# WHAT NEEDS TO BE DONE
Leave out the pictures and transcribe the rest of the records exactly.

Collected data entries:
╭──

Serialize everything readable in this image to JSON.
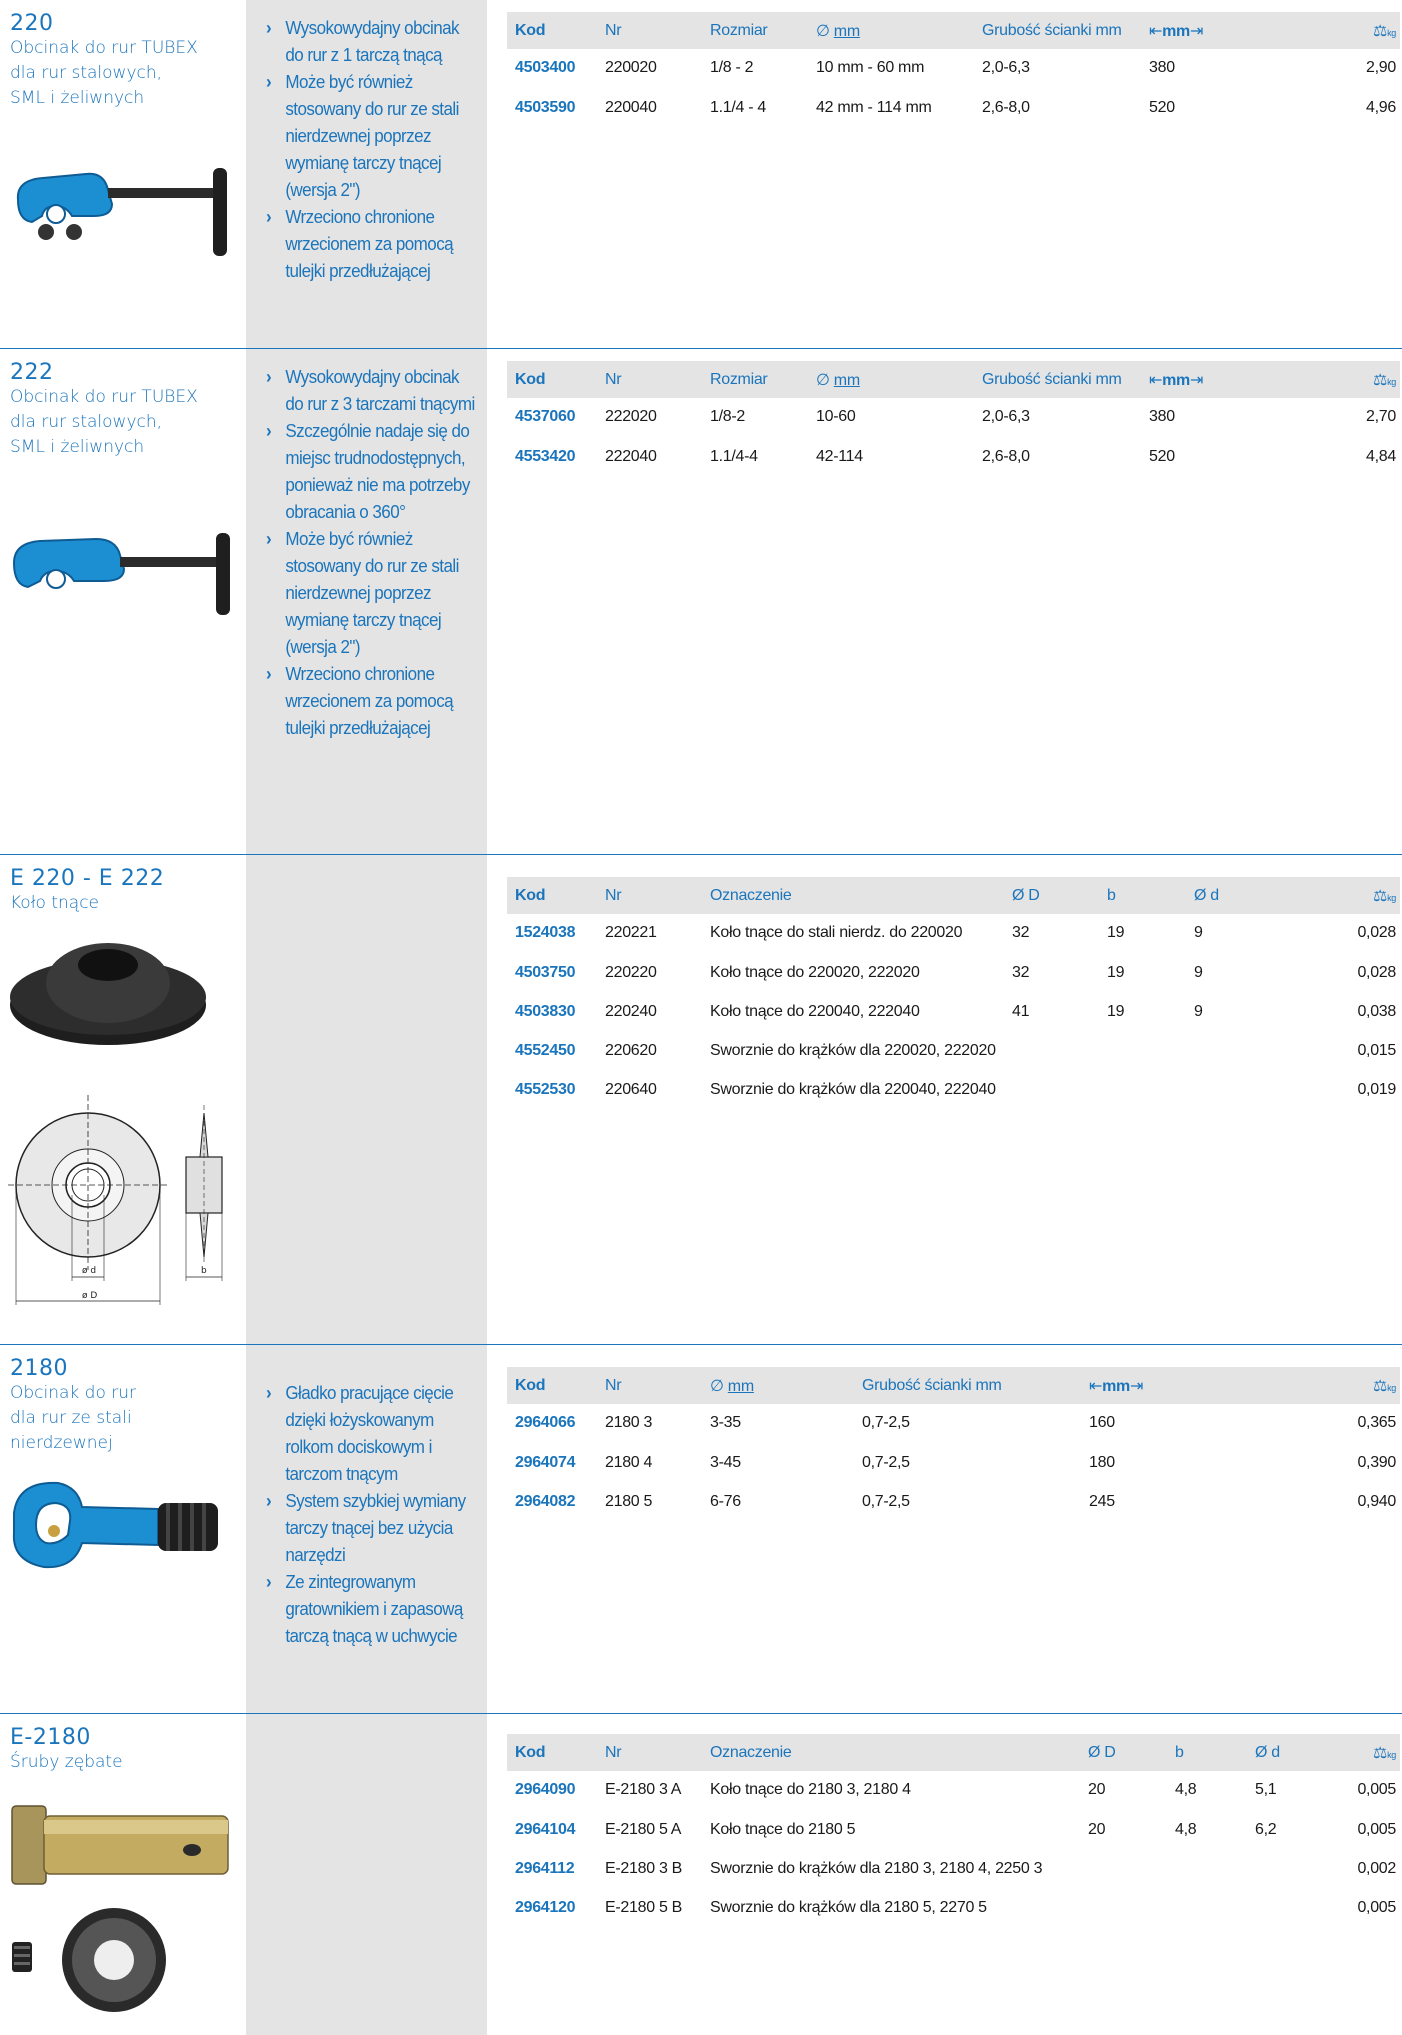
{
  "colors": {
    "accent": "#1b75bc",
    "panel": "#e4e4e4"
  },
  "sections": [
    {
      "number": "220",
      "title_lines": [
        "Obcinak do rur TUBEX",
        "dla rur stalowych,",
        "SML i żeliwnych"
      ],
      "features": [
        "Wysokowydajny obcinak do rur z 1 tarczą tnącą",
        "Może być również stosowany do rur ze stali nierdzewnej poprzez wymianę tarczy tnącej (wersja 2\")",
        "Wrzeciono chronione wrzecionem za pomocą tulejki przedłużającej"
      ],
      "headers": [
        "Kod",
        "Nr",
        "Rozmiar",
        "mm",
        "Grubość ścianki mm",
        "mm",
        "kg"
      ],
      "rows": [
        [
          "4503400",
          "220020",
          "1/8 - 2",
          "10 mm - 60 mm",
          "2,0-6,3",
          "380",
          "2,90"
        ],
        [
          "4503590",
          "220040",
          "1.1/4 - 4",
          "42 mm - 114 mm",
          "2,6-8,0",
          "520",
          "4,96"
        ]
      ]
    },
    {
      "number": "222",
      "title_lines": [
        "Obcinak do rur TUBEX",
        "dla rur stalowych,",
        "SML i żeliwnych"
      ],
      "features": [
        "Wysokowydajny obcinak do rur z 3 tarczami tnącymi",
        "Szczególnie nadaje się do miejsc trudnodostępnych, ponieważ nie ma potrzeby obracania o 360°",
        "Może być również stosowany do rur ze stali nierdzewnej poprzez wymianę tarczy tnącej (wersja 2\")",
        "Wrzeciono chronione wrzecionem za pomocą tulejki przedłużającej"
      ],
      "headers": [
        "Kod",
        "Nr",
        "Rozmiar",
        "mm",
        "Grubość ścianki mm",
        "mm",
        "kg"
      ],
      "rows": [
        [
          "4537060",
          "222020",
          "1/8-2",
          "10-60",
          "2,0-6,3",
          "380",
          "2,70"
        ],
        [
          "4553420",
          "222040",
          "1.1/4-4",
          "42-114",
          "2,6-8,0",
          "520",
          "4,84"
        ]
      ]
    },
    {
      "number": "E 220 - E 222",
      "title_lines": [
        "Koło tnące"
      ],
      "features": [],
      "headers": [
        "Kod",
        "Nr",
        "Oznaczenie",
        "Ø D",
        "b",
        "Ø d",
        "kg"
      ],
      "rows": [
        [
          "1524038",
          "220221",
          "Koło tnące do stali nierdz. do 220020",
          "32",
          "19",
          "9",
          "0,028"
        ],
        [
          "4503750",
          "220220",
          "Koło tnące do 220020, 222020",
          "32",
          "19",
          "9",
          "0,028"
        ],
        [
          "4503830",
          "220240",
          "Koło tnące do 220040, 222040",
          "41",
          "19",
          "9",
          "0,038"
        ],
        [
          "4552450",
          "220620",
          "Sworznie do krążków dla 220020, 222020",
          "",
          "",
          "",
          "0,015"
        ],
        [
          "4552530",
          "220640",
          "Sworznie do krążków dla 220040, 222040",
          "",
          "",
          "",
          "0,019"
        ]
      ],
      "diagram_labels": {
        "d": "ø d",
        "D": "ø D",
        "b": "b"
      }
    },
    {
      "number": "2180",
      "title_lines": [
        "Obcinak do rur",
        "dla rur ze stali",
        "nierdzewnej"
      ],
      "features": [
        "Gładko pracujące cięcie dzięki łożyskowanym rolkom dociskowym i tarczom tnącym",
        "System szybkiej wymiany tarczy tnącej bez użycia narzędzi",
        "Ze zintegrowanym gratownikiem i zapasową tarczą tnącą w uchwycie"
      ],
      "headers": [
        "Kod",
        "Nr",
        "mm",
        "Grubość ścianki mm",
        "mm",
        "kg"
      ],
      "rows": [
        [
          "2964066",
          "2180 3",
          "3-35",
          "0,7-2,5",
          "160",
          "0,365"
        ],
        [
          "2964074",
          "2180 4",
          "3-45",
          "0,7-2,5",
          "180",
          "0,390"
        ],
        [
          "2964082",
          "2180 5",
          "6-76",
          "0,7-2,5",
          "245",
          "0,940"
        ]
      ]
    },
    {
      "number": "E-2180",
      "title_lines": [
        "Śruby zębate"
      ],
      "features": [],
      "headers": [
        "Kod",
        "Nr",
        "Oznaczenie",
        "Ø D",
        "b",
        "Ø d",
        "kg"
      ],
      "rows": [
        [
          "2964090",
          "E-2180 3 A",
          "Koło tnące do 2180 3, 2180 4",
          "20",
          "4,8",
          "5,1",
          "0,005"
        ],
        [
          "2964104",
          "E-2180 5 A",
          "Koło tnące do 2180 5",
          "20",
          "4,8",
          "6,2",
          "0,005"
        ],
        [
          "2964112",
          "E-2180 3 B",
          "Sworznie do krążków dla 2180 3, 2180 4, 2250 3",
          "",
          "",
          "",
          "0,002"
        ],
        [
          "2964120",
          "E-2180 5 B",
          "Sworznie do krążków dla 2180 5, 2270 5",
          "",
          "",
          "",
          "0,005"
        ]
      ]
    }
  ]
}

╰──

# SOLUTION FOR THIS PROBLEM
Serialize everything readable in this image to JSON.
{
  "colors": {
    "accent": "#1b75bc",
    "panel": "#e4e4e4"
  },
  "sections": [
    {
      "number": "220",
      "title_lines": [
        "Obcinak do rur TUBEX",
        "dla rur stalowych,",
        "SML i żeliwnych"
      ],
      "features": [
        "Wysokowydajny obcinak do rur z 1 tarczą tnącą",
        "Może być również stosowany do rur ze stali nierdzewnej poprzez wymianę tarczy tnącej (wersja 2\")",
        "Wrzeciono chronione wrzecionem za pomocą tulejki przedłużającej"
      ],
      "headers": [
        "Kod",
        "Nr",
        "Rozmiar",
        "mm",
        "Grubość ścianki mm",
        "mm",
        "kg"
      ],
      "rows": [
        [
          "4503400",
          "220020",
          "1/8 - 2",
          "10 mm - 60 mm",
          "2,0-6,3",
          "380",
          "2,90"
        ],
        [
          "4503590",
          "220040",
          "1.1/4 - 4",
          "42 mm - 114 mm",
          "2,6-8,0",
          "520",
          "4,96"
        ]
      ]
    },
    {
      "number": "222",
      "title_lines": [
        "Obcinak do rur TUBEX",
        "dla rur stalowych,",
        "SML i żeliwnych"
      ],
      "features": [
        "Wysokowydajny obcinak do rur z 3 tarczami tnącymi",
        "Szczególnie nadaje się do miejsc trudnodostępnych, ponieważ nie ma potrzeby obracania o 360°",
        "Może być również stosowany do rur ze stali nierdzewnej poprzez wymianę tarczy tnącej (wersja 2\")",
        "Wrzeciono chronione wrzecionem za pomocą tulejki przedłużającej"
      ],
      "headers": [
        "Kod",
        "Nr",
        "Rozmiar",
        "mm",
        "Grubość ścianki mm",
        "mm",
        "kg"
      ],
      "rows": [
        [
          "4537060",
          "222020",
          "1/8-2",
          "10-60",
          "2,0-6,3",
          "380",
          "2,70"
        ],
        [
          "4553420",
          "222040",
          "1.1/4-4",
          "42-114",
          "2,6-8,0",
          "520",
          "4,84"
        ]
      ]
    },
    {
      "number": "E 220 - E 222",
      "title_lines": [
        "Koło tnące"
      ],
      "features": [],
      "headers": [
        "Kod",
        "Nr",
        "Oznaczenie",
        "Ø D",
        "b",
        "Ø d",
        "kg"
      ],
      "rows": [
        [
          "1524038",
          "220221",
          "Koło tnące do stali nierdz. do 220020",
          "32",
          "19",
          "9",
          "0,028"
        ],
        [
          "4503750",
          "220220",
          "Koło tnące do 220020, 222020",
          "32",
          "19",
          "9",
          "0,028"
        ],
        [
          "4503830",
          "220240",
          "Koło tnące do 220040, 222040",
          "41",
          "19",
          "9",
          "0,038"
        ],
        [
          "4552450",
          "220620",
          "Sworznie do krążków dla 220020, 222020",
          "",
          "",
          "",
          "0,015"
        ],
        [
          "4552530",
          "220640",
          "Sworznie do krążków dla 220040, 222040",
          "",
          "",
          "",
          "0,019"
        ]
      ],
      "diagram_labels": {
        "d": "ø d",
        "D": "ø D",
        "b": "b"
      }
    },
    {
      "number": "2180",
      "title_lines": [
        "Obcinak do rur",
        "dla rur ze stali",
        "nierdzewnej"
      ],
      "features": [
        "Gładko pracujące cięcie dzięki łożyskowanym rolkom dociskowym i tarczom tnącym",
        "System szybkiej wymiany tarczy tnącej bez użycia narzędzi",
        "Ze zintegrowanym gratownikiem i zapasową tarczą tnącą w uchwycie"
      ],
      "headers": [
        "Kod",
        "Nr",
        "mm",
        "Grubość ścianki mm",
        "mm",
        "kg"
      ],
      "rows": [
        [
          "2964066",
          "2180 3",
          "3-35",
          "0,7-2,5",
          "160",
          "0,365"
        ],
        [
          "2964074",
          "2180 4",
          "3-45",
          "0,7-2,5",
          "180",
          "0,390"
        ],
        [
          "2964082",
          "2180 5",
          "6-76",
          "0,7-2,5",
          "245",
          "0,940"
        ]
      ]
    },
    {
      "number": "E-2180",
      "title_lines": [
        "Śruby zębate"
      ],
      "features": [],
      "headers": [
        "Kod",
        "Nr",
        "Oznaczenie",
        "Ø D",
        "b",
        "Ø d",
        "kg"
      ],
      "rows": [
        [
          "2964090",
          "E-2180 3 A",
          "Koło tnące do 2180 3, 2180 4",
          "20",
          "4,8",
          "5,1",
          "0,005"
        ],
        [
          "2964104",
          "E-2180 5 A",
          "Koło tnące do 2180 5",
          "20",
          "4,8",
          "6,2",
          "0,005"
        ],
        [
          "2964112",
          "E-2180 3 B",
          "Sworznie do krążków dla 2180 3, 2180 4, 2250 3",
          "",
          "",
          "",
          "0,002"
        ],
        [
          "2964120",
          "E-2180 5 B",
          "Sworznie do krążków dla 2180 5, 2270 5",
          "",
          "",
          "",
          "0,005"
        ]
      ]
    }
  ]
}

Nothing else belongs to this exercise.